## SET TASK
Give the listing below again in full, exactly as written.

## TASK INPUTS
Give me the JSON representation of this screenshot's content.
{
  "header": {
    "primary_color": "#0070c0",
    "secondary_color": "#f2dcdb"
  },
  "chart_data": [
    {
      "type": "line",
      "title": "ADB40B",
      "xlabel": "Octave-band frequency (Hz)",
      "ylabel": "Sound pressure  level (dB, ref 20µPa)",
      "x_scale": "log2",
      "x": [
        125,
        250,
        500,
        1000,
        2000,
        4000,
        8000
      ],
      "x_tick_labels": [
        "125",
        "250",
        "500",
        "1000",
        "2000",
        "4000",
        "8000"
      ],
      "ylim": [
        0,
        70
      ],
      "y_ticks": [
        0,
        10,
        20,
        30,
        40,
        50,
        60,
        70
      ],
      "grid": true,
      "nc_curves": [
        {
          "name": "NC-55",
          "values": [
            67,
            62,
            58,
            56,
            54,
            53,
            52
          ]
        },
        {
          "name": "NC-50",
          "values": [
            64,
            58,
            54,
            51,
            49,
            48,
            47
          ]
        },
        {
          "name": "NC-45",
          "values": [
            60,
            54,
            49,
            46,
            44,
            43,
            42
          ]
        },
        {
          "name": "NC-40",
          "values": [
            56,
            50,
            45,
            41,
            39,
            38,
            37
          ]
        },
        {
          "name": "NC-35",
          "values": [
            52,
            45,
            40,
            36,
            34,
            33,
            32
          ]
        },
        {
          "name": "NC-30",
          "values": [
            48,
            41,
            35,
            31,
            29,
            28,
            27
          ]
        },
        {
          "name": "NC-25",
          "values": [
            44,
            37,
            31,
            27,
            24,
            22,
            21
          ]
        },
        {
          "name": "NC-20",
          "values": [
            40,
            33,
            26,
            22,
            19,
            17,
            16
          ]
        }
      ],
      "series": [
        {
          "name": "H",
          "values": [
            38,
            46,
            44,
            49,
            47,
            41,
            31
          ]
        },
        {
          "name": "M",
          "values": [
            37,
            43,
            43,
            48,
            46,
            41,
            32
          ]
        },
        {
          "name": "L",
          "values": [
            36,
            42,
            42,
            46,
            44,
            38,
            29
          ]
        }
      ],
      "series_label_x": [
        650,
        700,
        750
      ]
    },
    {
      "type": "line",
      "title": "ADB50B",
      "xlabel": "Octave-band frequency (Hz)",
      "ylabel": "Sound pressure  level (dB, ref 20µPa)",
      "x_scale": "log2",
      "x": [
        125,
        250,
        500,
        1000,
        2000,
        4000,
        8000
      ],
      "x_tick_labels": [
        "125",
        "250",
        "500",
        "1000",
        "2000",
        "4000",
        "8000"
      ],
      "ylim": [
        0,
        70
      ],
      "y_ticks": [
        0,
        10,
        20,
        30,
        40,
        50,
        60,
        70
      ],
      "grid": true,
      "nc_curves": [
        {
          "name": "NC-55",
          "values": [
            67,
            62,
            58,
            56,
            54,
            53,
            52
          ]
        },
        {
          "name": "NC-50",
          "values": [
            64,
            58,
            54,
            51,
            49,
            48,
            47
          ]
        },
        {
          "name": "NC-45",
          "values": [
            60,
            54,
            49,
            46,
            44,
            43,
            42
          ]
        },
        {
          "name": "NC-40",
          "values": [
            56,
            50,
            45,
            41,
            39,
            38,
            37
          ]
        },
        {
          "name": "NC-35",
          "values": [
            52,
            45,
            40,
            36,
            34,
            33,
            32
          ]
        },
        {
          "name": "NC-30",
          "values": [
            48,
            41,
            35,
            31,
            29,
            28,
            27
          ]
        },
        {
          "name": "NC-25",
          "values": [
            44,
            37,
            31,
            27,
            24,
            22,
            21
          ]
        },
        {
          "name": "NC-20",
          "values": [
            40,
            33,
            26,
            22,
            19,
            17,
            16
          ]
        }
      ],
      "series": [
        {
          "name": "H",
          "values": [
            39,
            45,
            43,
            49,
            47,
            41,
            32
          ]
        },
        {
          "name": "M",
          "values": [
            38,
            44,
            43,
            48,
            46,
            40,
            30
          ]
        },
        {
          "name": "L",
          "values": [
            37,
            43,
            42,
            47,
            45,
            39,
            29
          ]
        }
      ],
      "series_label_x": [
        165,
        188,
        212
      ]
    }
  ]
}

## WRITTEN SOLUTION
Give me the JSON representation of this screenshot's content.
{
  "header": {
    "primary_color": "#0070c0",
    "secondary_color": "#f2dcdb"
  },
  "chart_data": [
    {
      "type": "line",
      "title": "ADB40B",
      "xlabel": "Octave-band frequency (Hz)",
      "ylabel": "Sound pressure  level (dB, ref 20µPa)",
      "x_scale": "log2",
      "x": [
        125,
        250,
        500,
        1000,
        2000,
        4000,
        8000
      ],
      "x_tick_labels": [
        "125",
        "250",
        "500",
        "1000",
        "2000",
        "4000",
        "8000"
      ],
      "ylim": [
        0,
        70
      ],
      "y_ticks": [
        0,
        10,
        20,
        30,
        40,
        50,
        60,
        70
      ],
      "grid": true,
      "nc_curves": [
        {
          "name": "NC-55",
          "values": [
            67,
            62,
            58,
            56,
            54,
            53,
            52
          ]
        },
        {
          "name": "NC-50",
          "values": [
            64,
            58,
            54,
            51,
            49,
            48,
            47
          ]
        },
        {
          "name": "NC-45",
          "values": [
            60,
            54,
            49,
            46,
            44,
            43,
            42
          ]
        },
        {
          "name": "NC-40",
          "values": [
            56,
            50,
            45,
            41,
            39,
            38,
            37
          ]
        },
        {
          "name": "NC-35",
          "values": [
            52,
            45,
            40,
            36,
            34,
            33,
            32
          ]
        },
        {
          "name": "NC-30",
          "values": [
            48,
            41,
            35,
            31,
            29,
            28,
            27
          ]
        },
        {
          "name": "NC-25",
          "values": [
            44,
            37,
            31,
            27,
            24,
            22,
            21
          ]
        },
        {
          "name": "NC-20",
          "values": [
            40,
            33,
            26,
            22,
            19,
            17,
            16
          ]
        }
      ],
      "series": [
        {
          "name": "H",
          "values": [
            38,
            46,
            44,
            49,
            47,
            41,
            31
          ]
        },
        {
          "name": "M",
          "values": [
            37,
            43,
            43,
            48,
            46,
            41,
            32
          ]
        },
        {
          "name": "L",
          "values": [
            36,
            42,
            42,
            46,
            44,
            38,
            29
          ]
        }
      ],
      "series_label_x": [
        650,
        700,
        750
      ]
    },
    {
      "type": "line",
      "title": "ADB50B",
      "xlabel": "Octave-band frequency (Hz)",
      "ylabel": "Sound pressure  level (dB, ref 20µPa)",
      "x_scale": "log2",
      "x": [
        125,
        250,
        500,
        1000,
        2000,
        4000,
        8000
      ],
      "x_tick_labels": [
        "125",
        "250",
        "500",
        "1000",
        "2000",
        "4000",
        "8000"
      ],
      "ylim": [
        0,
        70
      ],
      "y_ticks": [
        0,
        10,
        20,
        30,
        40,
        50,
        60,
        70
      ],
      "grid": true,
      "nc_curves": [
        {
          "name": "NC-55",
          "values": [
            67,
            62,
            58,
            56,
            54,
            53,
            52
          ]
        },
        {
          "name": "NC-50",
          "values": [
            64,
            58,
            54,
            51,
            49,
            48,
            47
          ]
        },
        {
          "name": "NC-45",
          "values": [
            60,
            54,
            49,
            46,
            44,
            43,
            42
          ]
        },
        {
          "name": "NC-40",
          "values": [
            56,
            50,
            45,
            41,
            39,
            38,
            37
          ]
        },
        {
          "name": "NC-35",
          "values": [
            52,
            45,
            40,
            36,
            34,
            33,
            32
          ]
        },
        {
          "name": "NC-30",
          "values": [
            48,
            41,
            35,
            31,
            29,
            28,
            27
          ]
        },
        {
          "name": "NC-25",
          "values": [
            44,
            37,
            31,
            27,
            24,
            22,
            21
          ]
        },
        {
          "name": "NC-20",
          "values": [
            40,
            33,
            26,
            22,
            19,
            17,
            16
          ]
        }
      ],
      "series": [
        {
          "name": "H",
          "values": [
            39,
            45,
            43,
            49,
            47,
            41,
            32
          ]
        },
        {
          "name": "M",
          "values": [
            38,
            44,
            43,
            48,
            46,
            40,
            30
          ]
        },
        {
          "name": "L",
          "values": [
            37,
            43,
            42,
            47,
            45,
            39,
            29
          ]
        }
      ],
      "series_label_x": [
        165,
        188,
        212
      ]
    }
  ]
}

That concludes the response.